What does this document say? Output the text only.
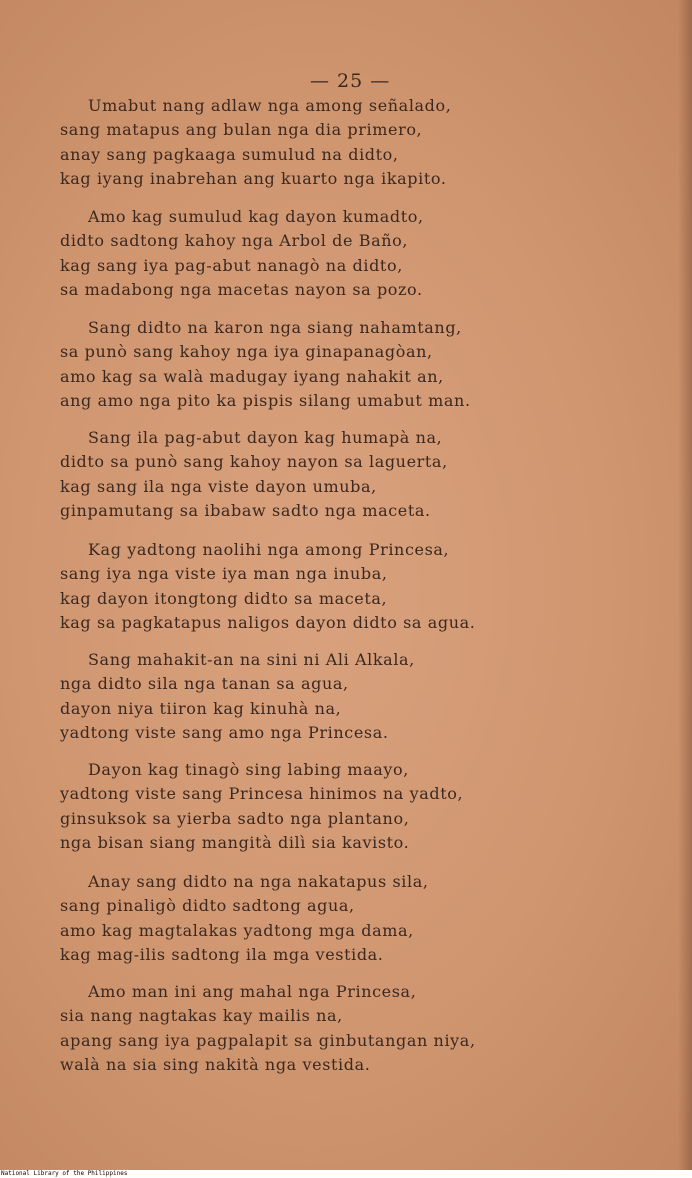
— 25 —
Umabut nang adlaw nga among señalado,
sang matapus ang bulan nga dia primero,
anay sang pagkaaga sumulud na didto,
kag iyang inabrehan ang kuarto nga ikapito.
Amo kag sumulud kag dayon kumadto,
didto sadtong kahoy nga Arbol de Baño,
kag sang iya pag-abut nanagò na didto,
sa madabong nga macetas nayon sa pozo.
Sang didto na karon nga siang nahamtang,
sa punò sang kahoy nga iya ginapanagòan,
amo kag sa walà madugay iyang nahakit an,
ang amo nga pito ka pispis silang umabut man.
Sang ila pag-abut dayon kag humapà na,
didto sa punò sang kahoy nayon sa laguerta,
kag sang ila nga viste dayon umuba,
ginpamutang sa ibabaw sadto nga maceta.
Kag yadtong naolihi nga among Princesa,
sang iya nga viste iya man nga inuba,
kag dayon itongtong didto sa maceta,
kag sa pagkatapus naligos dayon didto sa agua.
Sang mahakit-an na sini ni Ali Alkala,
nga didto sila nga tanan sa agua,
dayon niya tiiron kag kinuhà na,
yadtong viste sang amo nga Princesa.
Dayon kag tinagò sing labing maayo,
yadtong viste sang Princesa hinimos na yadto,
ginsuksok sa yierba sadto nga plantano,
nga bisan siang mangità dilì sia kavisto.
Anay sang didto na nga nakatapus sila,
sang pinaligò didto sadtong agua,
amo kag magtalakas yadtong mga dama,
kag mag-ilis sadtong ila mga vestida.
Amo man ini ang mahal nga Princesa,
sia nang nagtakas kay mailis na,
apang sang iya pagpalapit sa ginbutangan niya,
walà na sia sing nakità nga vestida.
National Library of the Philippines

* [WHAT TO WORK ON]:
Copy all the entries word for word. Omit any pictures.

* [SOLUTION TO THIS PROBLEM]:
What does this document say? Output the text only.
— 25 —
Umabut nang adlaw nga among señalado,
sang matapus ang bulan nga dia primero,
anay sang pagkaaga sumulud na didto,
kag iyang inabrehan ang kuarto nga ikapito.
Amo kag sumulud kag dayon kumadto,
didto sadtong kahoy nga Arbol de Baño,
kag sang iya pag-abut nanagò na didto,
sa madabong nga macetas nayon sa pozo.
Sang didto na karon nga siang nahamtang,
sa punò sang kahoy nga iya ginapanagòan,
amo kag sa walà madugay iyang nahakit an,
ang amo nga pito ka pispis silang umabut man.
Sang ila pag-abut dayon kag humapà na,
didto sa punò sang kahoy nayon sa laguerta,
kag sang ila nga viste dayon umuba,
ginpamutang sa ibabaw sadto nga maceta.
Kag yadtong naolihi nga among Princesa,
sang iya nga viste iya man nga inuba,
kag dayon itongtong didto sa maceta,
kag sa pagkatapus naligos dayon didto sa agua.
Sang mahakit-an na sini ni Ali Alkala,
nga didto sila nga tanan sa agua,
dayon niya tiiron kag kinuhà na,
yadtong viste sang amo nga Princesa.
Dayon kag tinagò sing labing maayo,
yadtong viste sang Princesa hinimos na yadto,
ginsuksok sa yierba sadto nga plantano,
nga bisan siang mangità dilì sia kavisto.
Anay sang didto na nga nakatapus sila,
sang pinaligò didto sadtong agua,
amo kag magtalakas yadtong mga dama,
kag mag-ilis sadtong ila mga vestida.
Amo man ini ang mahal nga Princesa,
sia nang nagtakas kay mailis na,
apang sang iya pagpalapit sa ginbutangan niya,
walà na sia sing nakità nga vestida.
National Library of the Philippines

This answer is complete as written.